→ **What to produce**
Copy out the records word for word, from the line containing "post-time: 10mo • bbox=[72, 48, 110, 62]" through the line containing "post-text-line: Harsh truth: bbox=[12, 81, 86, 97]", including both of those lines.

→ **Items**
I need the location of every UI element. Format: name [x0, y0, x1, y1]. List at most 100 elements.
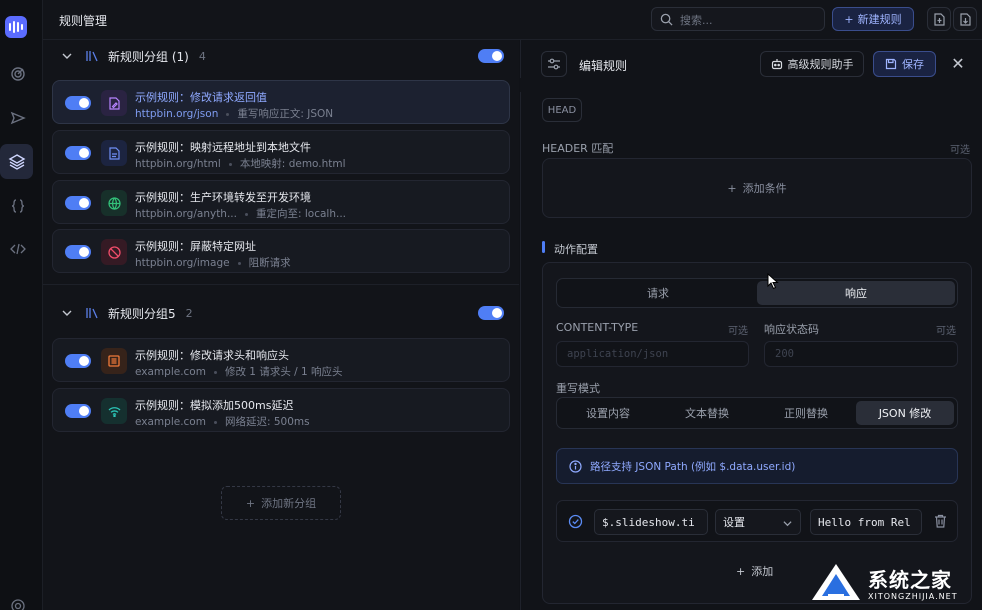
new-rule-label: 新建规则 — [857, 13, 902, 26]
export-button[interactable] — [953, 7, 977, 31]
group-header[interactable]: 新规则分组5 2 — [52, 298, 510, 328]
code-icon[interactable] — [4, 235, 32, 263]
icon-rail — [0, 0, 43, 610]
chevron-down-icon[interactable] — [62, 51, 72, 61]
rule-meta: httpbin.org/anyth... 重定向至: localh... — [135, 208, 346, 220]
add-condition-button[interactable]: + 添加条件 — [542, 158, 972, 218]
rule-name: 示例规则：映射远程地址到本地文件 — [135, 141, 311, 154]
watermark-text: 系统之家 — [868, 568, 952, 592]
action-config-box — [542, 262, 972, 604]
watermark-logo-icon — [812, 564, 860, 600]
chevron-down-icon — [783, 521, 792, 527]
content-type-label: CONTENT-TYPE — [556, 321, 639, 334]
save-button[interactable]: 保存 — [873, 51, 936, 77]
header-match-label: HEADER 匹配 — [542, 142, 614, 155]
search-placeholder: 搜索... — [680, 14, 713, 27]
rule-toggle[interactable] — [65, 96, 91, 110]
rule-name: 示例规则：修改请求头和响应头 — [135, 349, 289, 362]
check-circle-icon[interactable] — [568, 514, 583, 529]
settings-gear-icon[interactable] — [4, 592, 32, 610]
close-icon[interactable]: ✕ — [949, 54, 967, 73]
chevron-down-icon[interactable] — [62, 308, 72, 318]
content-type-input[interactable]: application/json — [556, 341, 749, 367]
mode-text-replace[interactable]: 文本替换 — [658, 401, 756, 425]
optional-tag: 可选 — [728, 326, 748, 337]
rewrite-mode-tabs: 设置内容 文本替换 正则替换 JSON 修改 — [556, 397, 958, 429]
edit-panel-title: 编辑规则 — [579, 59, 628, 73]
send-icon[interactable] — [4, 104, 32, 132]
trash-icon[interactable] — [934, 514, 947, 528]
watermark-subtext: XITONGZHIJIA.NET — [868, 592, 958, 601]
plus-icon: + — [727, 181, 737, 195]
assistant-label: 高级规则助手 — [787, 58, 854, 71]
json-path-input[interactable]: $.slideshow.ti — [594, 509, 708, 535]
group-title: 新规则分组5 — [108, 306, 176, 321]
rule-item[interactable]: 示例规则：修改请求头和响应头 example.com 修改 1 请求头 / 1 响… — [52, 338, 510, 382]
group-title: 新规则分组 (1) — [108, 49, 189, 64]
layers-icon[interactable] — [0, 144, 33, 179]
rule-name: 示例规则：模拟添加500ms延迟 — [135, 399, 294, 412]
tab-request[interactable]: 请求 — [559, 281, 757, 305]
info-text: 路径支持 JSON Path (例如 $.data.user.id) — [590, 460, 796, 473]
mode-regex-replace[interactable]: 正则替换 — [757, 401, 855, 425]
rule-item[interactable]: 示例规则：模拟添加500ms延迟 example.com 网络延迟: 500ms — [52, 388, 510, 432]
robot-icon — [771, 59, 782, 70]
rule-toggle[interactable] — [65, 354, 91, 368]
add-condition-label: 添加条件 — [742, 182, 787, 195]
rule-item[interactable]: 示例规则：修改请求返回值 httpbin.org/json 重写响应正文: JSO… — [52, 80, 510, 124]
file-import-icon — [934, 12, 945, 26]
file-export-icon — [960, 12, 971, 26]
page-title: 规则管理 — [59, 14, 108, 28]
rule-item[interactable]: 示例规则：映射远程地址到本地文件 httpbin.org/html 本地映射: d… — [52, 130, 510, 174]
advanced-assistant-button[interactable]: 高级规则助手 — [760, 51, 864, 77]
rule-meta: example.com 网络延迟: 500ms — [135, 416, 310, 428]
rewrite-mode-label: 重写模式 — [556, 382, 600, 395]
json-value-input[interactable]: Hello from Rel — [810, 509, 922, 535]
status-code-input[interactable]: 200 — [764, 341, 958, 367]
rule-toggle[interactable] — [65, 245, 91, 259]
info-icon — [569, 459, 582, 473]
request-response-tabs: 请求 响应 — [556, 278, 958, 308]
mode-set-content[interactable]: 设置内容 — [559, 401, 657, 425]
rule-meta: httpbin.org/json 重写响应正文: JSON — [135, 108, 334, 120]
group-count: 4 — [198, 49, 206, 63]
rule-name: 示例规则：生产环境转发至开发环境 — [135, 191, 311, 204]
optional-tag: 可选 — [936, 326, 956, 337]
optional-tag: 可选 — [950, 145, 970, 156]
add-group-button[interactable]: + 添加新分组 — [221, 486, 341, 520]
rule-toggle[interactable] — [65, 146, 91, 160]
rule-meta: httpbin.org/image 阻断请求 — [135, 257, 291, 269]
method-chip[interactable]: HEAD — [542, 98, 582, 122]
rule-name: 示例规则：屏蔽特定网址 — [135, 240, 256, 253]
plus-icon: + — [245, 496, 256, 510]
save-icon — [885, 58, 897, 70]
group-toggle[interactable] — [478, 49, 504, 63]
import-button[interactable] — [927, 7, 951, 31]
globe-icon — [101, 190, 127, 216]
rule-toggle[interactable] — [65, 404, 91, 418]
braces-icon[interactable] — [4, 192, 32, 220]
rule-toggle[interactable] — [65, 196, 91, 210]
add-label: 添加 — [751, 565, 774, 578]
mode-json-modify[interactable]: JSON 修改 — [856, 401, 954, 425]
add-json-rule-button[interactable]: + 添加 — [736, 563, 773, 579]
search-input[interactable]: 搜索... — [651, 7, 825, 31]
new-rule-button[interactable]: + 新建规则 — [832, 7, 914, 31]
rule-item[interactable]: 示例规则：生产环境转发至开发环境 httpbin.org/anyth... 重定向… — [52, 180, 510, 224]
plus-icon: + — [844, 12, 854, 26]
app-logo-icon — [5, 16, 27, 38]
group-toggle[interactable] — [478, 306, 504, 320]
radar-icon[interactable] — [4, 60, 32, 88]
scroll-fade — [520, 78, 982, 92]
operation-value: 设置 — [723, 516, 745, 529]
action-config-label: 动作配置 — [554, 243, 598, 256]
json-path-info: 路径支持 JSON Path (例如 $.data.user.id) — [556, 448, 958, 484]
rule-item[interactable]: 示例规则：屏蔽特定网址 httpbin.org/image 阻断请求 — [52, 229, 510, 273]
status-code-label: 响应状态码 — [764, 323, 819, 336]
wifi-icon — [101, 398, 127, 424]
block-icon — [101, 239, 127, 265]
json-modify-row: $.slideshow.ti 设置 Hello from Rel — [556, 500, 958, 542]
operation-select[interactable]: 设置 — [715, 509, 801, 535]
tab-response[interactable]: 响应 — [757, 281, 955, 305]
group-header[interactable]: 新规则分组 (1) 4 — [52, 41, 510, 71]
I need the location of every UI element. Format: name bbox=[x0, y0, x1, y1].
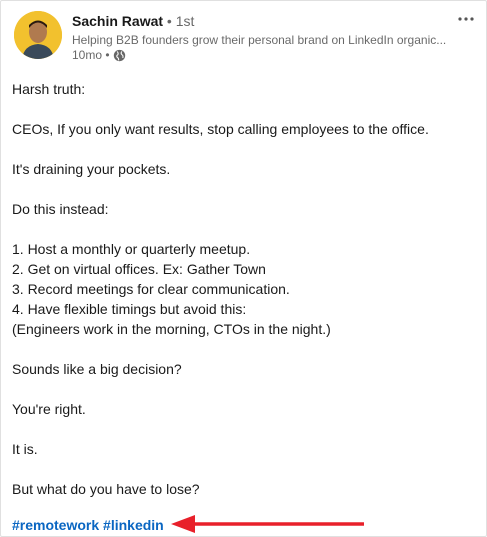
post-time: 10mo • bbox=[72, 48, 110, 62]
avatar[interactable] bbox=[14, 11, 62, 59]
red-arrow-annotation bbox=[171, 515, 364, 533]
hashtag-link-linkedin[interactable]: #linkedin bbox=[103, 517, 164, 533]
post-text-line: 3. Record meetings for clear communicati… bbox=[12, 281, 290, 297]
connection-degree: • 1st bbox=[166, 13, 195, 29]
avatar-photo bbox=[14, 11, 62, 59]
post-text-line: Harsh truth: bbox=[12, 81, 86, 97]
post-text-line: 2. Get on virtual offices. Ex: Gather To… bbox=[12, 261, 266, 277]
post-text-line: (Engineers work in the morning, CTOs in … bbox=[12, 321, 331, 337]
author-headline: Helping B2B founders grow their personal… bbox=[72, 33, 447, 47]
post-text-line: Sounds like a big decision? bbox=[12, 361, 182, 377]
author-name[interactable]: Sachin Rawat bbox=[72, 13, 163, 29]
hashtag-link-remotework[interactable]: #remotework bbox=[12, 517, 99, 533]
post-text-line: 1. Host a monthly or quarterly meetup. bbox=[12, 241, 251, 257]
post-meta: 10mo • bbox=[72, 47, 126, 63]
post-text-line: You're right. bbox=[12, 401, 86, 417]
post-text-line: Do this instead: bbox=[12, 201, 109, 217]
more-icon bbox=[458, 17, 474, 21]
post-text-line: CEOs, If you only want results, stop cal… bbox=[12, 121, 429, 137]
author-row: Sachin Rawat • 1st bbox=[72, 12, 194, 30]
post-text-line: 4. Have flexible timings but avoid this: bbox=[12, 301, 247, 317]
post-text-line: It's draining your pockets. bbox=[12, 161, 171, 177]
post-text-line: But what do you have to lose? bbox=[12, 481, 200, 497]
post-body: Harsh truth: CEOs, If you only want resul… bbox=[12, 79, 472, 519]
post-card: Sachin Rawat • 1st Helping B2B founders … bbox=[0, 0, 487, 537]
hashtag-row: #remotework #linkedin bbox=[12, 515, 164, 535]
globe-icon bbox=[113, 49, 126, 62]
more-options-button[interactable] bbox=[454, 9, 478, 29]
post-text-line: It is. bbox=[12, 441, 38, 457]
---
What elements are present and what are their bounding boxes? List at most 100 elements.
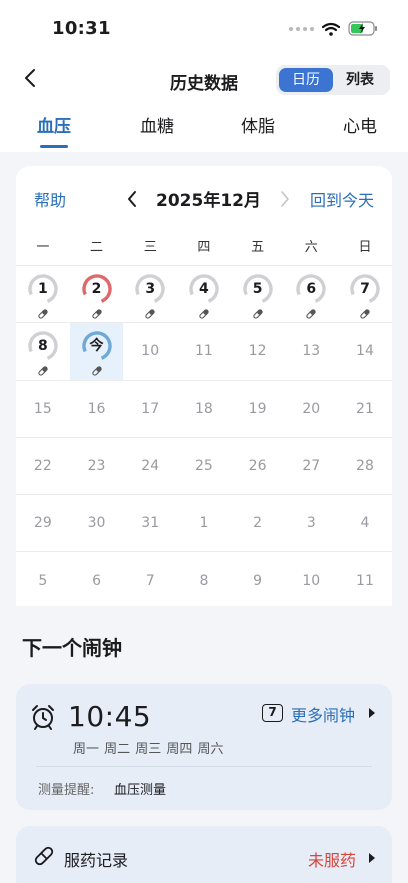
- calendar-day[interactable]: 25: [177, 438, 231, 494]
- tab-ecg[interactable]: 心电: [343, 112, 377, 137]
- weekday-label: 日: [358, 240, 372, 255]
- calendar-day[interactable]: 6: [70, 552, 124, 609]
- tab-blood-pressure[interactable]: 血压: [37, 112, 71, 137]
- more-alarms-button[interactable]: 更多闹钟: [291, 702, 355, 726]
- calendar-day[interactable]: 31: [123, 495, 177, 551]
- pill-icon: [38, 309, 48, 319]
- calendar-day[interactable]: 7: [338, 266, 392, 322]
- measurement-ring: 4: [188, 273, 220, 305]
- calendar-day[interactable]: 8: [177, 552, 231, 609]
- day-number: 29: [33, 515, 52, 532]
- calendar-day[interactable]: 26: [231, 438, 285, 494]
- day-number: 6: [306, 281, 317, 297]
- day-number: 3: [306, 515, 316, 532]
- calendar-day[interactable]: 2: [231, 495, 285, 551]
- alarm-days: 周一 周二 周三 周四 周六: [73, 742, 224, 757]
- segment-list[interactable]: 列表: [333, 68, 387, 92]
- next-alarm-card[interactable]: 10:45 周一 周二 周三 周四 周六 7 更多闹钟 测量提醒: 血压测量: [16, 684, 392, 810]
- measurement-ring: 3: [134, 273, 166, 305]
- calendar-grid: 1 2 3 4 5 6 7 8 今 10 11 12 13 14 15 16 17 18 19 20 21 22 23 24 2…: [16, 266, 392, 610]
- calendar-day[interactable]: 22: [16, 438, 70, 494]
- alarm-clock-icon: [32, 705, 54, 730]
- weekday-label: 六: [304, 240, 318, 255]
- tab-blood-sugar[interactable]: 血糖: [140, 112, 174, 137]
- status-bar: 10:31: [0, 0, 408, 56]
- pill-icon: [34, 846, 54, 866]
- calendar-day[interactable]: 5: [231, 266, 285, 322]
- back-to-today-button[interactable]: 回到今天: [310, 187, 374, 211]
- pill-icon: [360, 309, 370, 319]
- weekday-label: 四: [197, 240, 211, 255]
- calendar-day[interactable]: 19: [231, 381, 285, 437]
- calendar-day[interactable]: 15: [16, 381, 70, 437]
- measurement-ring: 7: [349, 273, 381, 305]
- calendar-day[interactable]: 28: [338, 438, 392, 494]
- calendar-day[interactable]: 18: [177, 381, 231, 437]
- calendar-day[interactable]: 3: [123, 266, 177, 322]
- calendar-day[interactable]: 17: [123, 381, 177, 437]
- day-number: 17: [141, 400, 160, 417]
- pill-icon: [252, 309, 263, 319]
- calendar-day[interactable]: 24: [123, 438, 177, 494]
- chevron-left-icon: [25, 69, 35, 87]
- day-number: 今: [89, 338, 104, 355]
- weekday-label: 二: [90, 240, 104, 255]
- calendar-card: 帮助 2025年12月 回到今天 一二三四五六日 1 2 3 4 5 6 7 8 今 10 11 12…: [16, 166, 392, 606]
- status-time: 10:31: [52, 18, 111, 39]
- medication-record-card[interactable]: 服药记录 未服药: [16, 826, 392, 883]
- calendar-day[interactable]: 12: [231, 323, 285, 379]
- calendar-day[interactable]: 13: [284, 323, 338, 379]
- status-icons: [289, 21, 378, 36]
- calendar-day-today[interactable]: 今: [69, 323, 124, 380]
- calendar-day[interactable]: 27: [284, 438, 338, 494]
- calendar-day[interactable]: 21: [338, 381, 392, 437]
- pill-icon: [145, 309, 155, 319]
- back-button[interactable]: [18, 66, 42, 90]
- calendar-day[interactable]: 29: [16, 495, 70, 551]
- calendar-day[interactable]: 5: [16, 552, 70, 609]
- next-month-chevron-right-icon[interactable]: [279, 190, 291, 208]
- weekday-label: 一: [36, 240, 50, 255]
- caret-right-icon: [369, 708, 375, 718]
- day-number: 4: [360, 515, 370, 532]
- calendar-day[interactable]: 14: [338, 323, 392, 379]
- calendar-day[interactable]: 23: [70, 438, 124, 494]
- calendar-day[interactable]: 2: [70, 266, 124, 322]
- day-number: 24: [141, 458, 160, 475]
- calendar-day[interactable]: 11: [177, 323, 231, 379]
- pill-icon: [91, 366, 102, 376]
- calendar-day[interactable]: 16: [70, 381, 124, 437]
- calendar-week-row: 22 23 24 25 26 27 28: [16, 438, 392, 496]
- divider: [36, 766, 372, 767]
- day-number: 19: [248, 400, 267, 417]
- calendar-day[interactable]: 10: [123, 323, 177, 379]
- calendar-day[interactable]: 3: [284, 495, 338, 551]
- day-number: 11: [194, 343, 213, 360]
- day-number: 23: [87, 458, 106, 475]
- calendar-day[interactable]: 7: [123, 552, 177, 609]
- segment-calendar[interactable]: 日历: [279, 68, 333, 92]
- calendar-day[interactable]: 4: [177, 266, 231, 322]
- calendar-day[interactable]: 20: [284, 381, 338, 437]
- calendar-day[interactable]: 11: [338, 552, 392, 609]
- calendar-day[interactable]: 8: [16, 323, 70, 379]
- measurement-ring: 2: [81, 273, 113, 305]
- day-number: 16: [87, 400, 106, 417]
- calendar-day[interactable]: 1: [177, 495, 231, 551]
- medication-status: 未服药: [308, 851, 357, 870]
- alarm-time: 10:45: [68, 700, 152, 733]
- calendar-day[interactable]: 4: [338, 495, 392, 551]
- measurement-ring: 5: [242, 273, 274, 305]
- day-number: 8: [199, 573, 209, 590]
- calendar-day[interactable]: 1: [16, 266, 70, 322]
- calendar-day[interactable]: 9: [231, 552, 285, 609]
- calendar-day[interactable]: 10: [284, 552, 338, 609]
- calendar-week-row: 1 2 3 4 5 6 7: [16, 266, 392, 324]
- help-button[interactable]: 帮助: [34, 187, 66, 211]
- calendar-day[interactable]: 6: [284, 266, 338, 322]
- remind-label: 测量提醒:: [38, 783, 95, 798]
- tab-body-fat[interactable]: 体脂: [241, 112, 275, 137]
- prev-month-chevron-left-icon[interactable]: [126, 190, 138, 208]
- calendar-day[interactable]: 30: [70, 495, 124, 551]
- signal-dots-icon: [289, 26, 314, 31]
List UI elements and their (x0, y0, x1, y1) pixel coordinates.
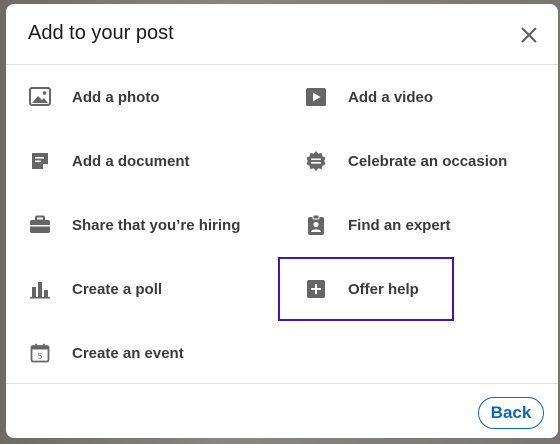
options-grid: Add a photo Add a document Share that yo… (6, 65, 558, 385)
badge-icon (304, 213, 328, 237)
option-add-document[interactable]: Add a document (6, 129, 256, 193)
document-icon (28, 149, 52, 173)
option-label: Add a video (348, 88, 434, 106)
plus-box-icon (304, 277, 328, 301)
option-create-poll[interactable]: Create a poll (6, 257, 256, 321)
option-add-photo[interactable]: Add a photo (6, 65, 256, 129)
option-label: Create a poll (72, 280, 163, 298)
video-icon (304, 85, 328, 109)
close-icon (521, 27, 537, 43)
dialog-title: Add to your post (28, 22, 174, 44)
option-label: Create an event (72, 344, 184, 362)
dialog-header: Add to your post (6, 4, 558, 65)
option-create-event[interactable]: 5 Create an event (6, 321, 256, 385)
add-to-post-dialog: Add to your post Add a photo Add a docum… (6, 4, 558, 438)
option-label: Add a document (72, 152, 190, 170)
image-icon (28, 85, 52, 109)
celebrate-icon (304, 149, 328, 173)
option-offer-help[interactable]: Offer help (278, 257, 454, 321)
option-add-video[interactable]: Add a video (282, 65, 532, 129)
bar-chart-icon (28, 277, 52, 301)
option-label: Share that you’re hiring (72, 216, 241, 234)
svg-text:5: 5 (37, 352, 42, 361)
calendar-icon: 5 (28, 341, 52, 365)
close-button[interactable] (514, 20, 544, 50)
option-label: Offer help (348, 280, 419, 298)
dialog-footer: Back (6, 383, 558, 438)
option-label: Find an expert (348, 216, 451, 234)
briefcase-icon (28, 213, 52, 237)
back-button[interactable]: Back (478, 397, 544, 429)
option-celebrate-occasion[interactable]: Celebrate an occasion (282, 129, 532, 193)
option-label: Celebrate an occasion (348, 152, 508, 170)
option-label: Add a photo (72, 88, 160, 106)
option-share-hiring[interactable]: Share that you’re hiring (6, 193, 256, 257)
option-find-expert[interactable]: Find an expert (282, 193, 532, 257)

→ **Response to the task**
post-time: 10mo • bbox=[72, 48, 110, 62]
avatar[interactable] bbox=[14, 11, 62, 59]
red-arrow-annotation bbox=[171, 515, 364, 533]
hashtag-link-linkedin[interactable]: #linkedin bbox=[103, 517, 164, 533]
post-text-line: 3. Record meetings for clear communicati… bbox=[12, 281, 290, 297]
connection-degree: • 1st bbox=[166, 13, 195, 29]
avatar-photo bbox=[14, 11, 62, 59]
post-text-line: Harsh truth: bbox=[12, 81, 86, 97]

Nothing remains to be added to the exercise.